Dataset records
— begin —

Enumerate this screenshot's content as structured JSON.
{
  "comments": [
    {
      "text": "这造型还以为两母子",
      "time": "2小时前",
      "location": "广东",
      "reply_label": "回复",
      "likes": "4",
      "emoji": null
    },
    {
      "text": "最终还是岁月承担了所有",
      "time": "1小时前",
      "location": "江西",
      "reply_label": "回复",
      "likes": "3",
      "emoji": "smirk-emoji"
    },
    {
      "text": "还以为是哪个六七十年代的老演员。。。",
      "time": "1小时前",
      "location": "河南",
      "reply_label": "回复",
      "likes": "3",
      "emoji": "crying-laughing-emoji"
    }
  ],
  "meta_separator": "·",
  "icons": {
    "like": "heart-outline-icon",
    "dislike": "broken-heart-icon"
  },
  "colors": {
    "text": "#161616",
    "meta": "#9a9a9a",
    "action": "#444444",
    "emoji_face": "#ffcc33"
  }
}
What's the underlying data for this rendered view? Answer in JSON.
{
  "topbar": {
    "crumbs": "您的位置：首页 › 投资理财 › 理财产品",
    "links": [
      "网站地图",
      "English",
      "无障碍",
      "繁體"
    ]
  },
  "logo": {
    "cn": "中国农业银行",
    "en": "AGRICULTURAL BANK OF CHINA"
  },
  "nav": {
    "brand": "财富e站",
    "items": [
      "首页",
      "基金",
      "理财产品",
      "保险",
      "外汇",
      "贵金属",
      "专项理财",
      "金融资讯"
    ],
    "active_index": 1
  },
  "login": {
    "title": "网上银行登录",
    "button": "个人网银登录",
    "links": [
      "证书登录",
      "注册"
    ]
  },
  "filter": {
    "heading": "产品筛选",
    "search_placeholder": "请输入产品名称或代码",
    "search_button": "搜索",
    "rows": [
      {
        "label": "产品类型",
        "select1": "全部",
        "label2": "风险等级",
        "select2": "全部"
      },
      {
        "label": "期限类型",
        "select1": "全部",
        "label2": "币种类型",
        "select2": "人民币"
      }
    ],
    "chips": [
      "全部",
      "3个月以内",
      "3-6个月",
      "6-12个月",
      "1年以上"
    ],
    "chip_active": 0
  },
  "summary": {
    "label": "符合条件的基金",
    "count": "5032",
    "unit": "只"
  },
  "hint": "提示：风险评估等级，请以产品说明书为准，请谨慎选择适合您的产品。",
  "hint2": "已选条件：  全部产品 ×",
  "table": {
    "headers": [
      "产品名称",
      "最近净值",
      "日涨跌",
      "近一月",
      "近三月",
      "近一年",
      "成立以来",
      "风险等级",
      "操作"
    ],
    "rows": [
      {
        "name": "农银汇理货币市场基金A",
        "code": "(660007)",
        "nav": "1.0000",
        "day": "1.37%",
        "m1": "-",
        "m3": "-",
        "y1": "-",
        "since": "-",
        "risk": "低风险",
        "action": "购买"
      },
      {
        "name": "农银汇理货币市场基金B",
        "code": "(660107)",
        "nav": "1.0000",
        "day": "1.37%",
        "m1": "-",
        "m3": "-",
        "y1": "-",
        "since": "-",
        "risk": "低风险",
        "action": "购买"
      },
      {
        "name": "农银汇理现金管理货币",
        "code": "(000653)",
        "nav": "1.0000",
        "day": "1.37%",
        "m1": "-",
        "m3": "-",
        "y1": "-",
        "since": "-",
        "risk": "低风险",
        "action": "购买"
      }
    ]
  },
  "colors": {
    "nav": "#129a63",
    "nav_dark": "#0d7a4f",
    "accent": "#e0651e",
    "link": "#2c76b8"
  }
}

— end —

#### [Problem requirements]
Output the full listing exactly as it stands.

#### [Written response]
Enumerate this screenshot's content as structured JSON.
{
  "comments": [
    {
      "text": "这造型还以为两母子",
      "time": "2小时前",
      "location": "广东",
      "reply_label": "回复",
      "likes": "4",
      "emoji": null
    },
    {
      "text": "最终还是岁月承担了所有",
      "time": "1小时前",
      "location": "江西",
      "reply_label": "回复",
      "likes": "3",
      "emoji": "smirk-emoji"
    },
    {
      "text": "还以为是哪个六七十年代的老演员。。。",
      "time": "1小时前",
      "location": "河南",
      "reply_label": "回复",
      "likes": "3",
      "emoji": "crying-laughing-emoji"
    }
  ],
  "meta_separator": "·",
  "icons": {
    "like": "heart-outline-icon",
    "dislike": "broken-heart-icon"
  },
  "colors": {
    "text": "#161616",
    "meta": "#9a9a9a",
    "action": "#444444",
    "emoji_face": "#ffcc33"
  }
}
What's the underlying data for this rendered view? Answer in JSON.
{
  "topbar": {
    "crumbs": "您的位置：首页 › 投资理财 › 理财产品",
    "links": [
      "网站地图",
      "English",
      "无障碍",
      "繁體"
    ]
  },
  "logo": {
    "cn": "中国农业银行",
    "en": "AGRICULTURAL BANK OF CHINA"
  },
  "nav": {
    "brand": "财富e站",
    "items": [
      "首页",
      "基金",
      "理财产品",
      "保险",
      "外汇",
      "贵金属",
      "专项理财",
      "金融资讯"
    ],
    "active_index": 1
  },
  "login": {
    "title": "网上银行登录",
    "button": "个人网银登录",
    "links": [
      "证书登录",
      "注册"
    ]
  },
  "filter": {
    "heading": "产品筛选",
    "search_placeholder": "请输入产品名称或代码",
    "search_button": "搜索",
    "rows": [
      {
        "label": "产品类型",
        "select1": "全部",
        "label2": "风险等级",
        "select2": "全部"
      },
      {
        "label": "期限类型",
        "select1": "全部",
        "label2": "币种类型",
        "select2": "人民币"
      }
    ],
    "chips": [
      "全部",
      "3个月以内",
      "3-6个月",
      "6-12个月",
      "1年以上"
    ],
    "chip_active": 0
  },
  "summary": {
    "label": "符合条件的基金",
    "count": "5032",
    "unit": "只"
  },
  "hint": "提示：风险评估等级，请以产品说明书为准，请谨慎选择适合您的产品。",
  "hint2": "已选条件：  全部产品 ×",
  "table": {
    "headers": [
      "产品名称",
      "最近净值",
      "日涨跌",
      "近一月",
      "近三月",
      "近一年",
      "成立以来",
      "风险等级",
      "操作"
    ],
    "rows": [
      {
        "name": "农银汇理货币市场基金A",
        "code": "(660007)",
        "nav": "1.0000",
        "day": "1.37%",
        "m1": "-",
        "m3": "-",
        "y1": "-",
        "since": "-",
        "risk": "低风险",
        "action": "购买"
      },
      {
        "name": "农银汇理货币市场基金B",
        "code": "(660107)",
        "nav": "1.0000",
        "day": "1.37%",
        "m1": "-",
        "m3": "-",
        "y1": "-",
        "since": "-",
        "risk": "低风险",
        "action": "购买"
      },
      {
        "name": "农银汇理现金管理货币",
        "code": "(000653)",
        "nav": "1.0000",
        "day": "1.37%",
        "m1": "-",
        "m3": "-",
        "y1": "-",
        "since": "-",
        "risk": "低风险",
        "action": "购买"
      }
    ]
  },
  "colors": {
    "nav": "#129a63",
    "nav_dark": "#0d7a4f",
    "accent": "#e0651e",
    "link": "#2c76b8"
  }
}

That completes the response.